→ Excerpted data
%%
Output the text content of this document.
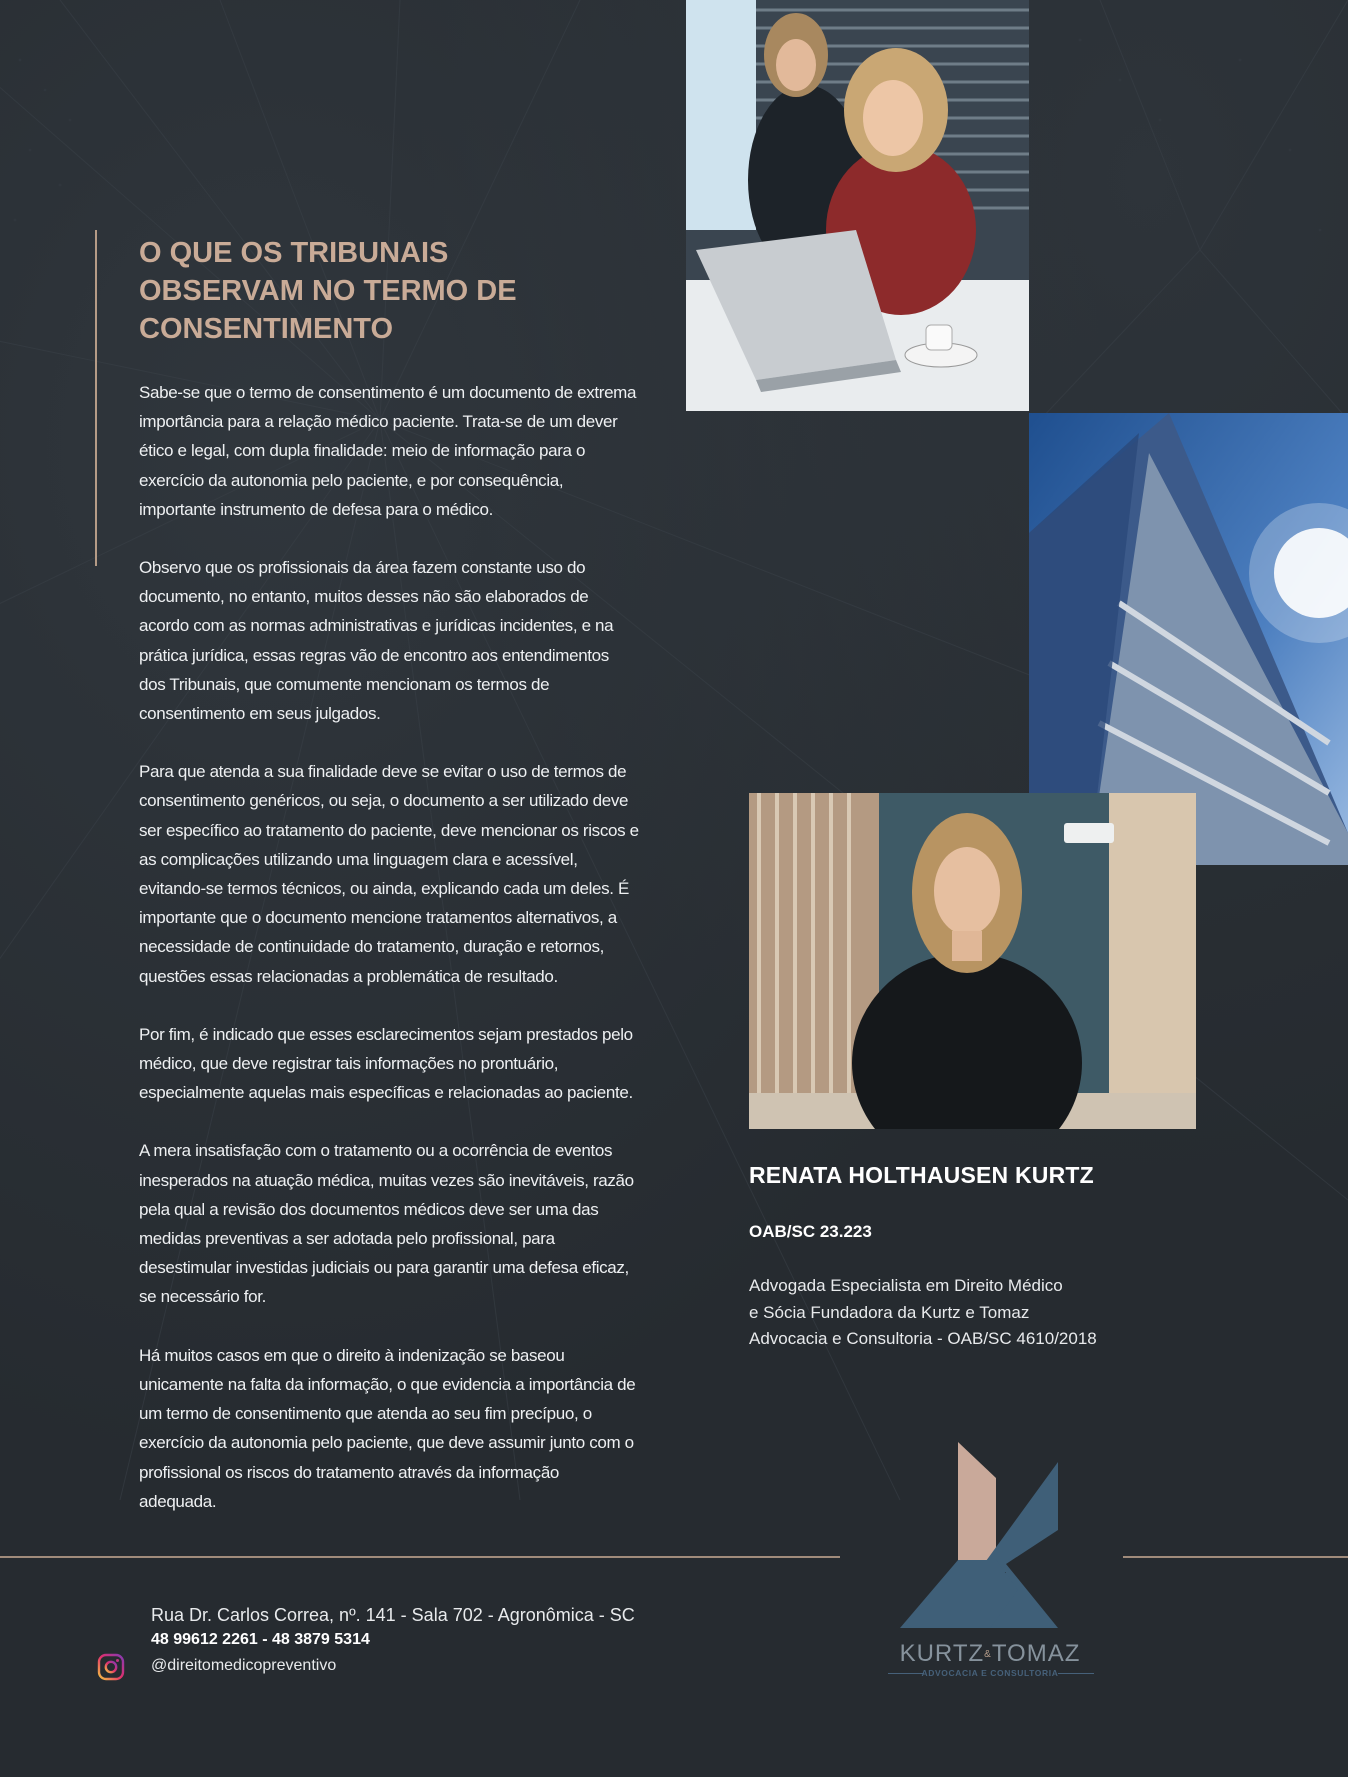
O QUE OS TRIBUNAIS
OBSERVAM NO TERMO DE
CONSENTIMENTO

Sabe-se que o termo de consentimento é um documento de extrema importância para a relação médico paciente. Trata-se de um dever ético e legal, com dupla finalidade: meio de informação para o exercício da autonomia pelo paciente, e por consequência, importante instrumento de defesa para o médico.

Observo que os profissionais da área fazem constante uso do documento, no entanto, muitos desses não são elaborados de acordo com as normas administrativas e jurídicas incidentes, e na prática jurídica, essas regras vão de encontro aos entendimentos dos Tribunais, que comumente mencionam os termos de consentimento em seus julgados.

Para que atenda a sua finalidade deve se evitar o uso de termos de consentimento genéricos, ou seja, o documento a ser utilizado deve ser específico ao tratamento do paciente, deve mencionar os riscos e as complicações utilizando uma linguagem clara e acessível, evitando-se termos técnicos, ou ainda, explicando cada um deles. É importante que o documento mencione tratamentos alternativos, a necessidade de continuidade do tratamento, duração e retornos, questões essas relacionadas a problemática de resultado.

Por fim, é indicado que esses esclarecimentos sejam prestados pelo médico, que deve registrar tais informações no prontuário, especialmente aquelas mais específicas e relacionadas ao paciente.

A mera insatisfação com o tratamento ou a ocorrência de eventos inesperados na atuação médica, muitas vezes são inevitáveis, razão pela qual a revisão dos documentos médicos deve ser uma das medidas preventivas a ser adotada pelo profissional, para desestimular investidas judiciais ou para garantir uma defesa eficaz, se necessário for.

Há muitos casos em que o direito à indenização se baseou unicamente na falta da informação, o que evidencia a importância de um termo de consentimento que atenda ao seu fim precípuo, o exercício da autonomia pelo paciente, que deve assumir junto com o profissional os riscos do tratamento através da informação adequada.

RENATA HOLTHAUSEN KURTZ

OAB/SC 23.223

Advogada Especialista em Direito Médico
e Sócia Fundadora da Kurtz e Tomaz
Advocacia e Consultoria - OAB/SC 4610/2018

Rua Dr. Carlos Correa, nº. 141 - Sala 702 - Agronômica - SC

48 99612 2261 - 48 3879 5314

@direitomedicopreventivo	KURTZ&TOMAZ

ADVOCACIA E CONSULTORIA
%%
→ Problem to work on
Exclude the pictures and transcribe all of the entries exactly.

→ Answer in full
Output the text content of this document.
O QUE OS TRIBUNAIS
OBSERVAM NO TERMO DE
CONSENTIMENTO

Sabe-se que o termo de consentimento é um documento de extrema importância para a relação médico paciente. Trata-se de um dever ético e legal, com dupla finalidade: meio de informação para o exercício da autonomia pelo paciente, e por consequência, importante instrumento de defesa para o médico.

Observo que os profissionais da área fazem constante uso do documento, no entanto, muitos desses não são elaborados de acordo com as normas administrativas e jurídicas incidentes, e na prática jurídica, essas regras vão de encontro aos entendimentos dos Tribunais, que comumente mencionam os termos de consentimento em seus julgados.

Para que atenda a sua finalidade deve se evitar o uso de termos de consentimento genéricos, ou seja, o documento a ser utilizado deve ser específico ao tratamento do paciente, deve mencionar os riscos e as complicações utilizando uma linguagem clara e acessível, evitando-se termos técnicos, ou ainda, explicando cada um deles. É importante que o documento mencione tratamentos alternativos, a necessidade de continuidade do tratamento, duração e retornos, questões essas relacionadas a problemática de resultado.

Por fim, é indicado que esses esclarecimentos sejam prestados pelo médico, que deve registrar tais informações no prontuário, especialmente aquelas mais específicas e relacionadas ao paciente.

A mera insatisfação com o tratamento ou a ocorrência de eventos inesperados na atuação médica, muitas vezes são inevitáveis, razão pela qual a revisão dos documentos médicos deve ser uma das medidas preventivas a ser adotada pelo profissional, para desestimular investidas judiciais ou para garantir uma defesa eficaz, se necessário for.

Há muitos casos em que o direito à indenização se baseou unicamente na falta da informação, o que evidencia a importância de um termo de consentimento que atenda ao seu fim precípuo, o exercício da autonomia pelo paciente, que deve assumir junto com o profissional os riscos do tratamento através da informação adequada.

RENATA HOLTHAUSEN KURTZ

OAB/SC 23.223

Advogada Especialista em Direito Médico
e Sócia Fundadora da Kurtz e Tomaz
Advocacia e Consultoria - OAB/SC 4610/2018

Rua Dr. Carlos Correa, nº. 141 - Sala 702 - Agronômica - SC

48 99612 2261 - 48 3879 5314

@direitomedicopreventivo	KURTZ&TOMAZ

ADVOCACIA E CONSULTORIA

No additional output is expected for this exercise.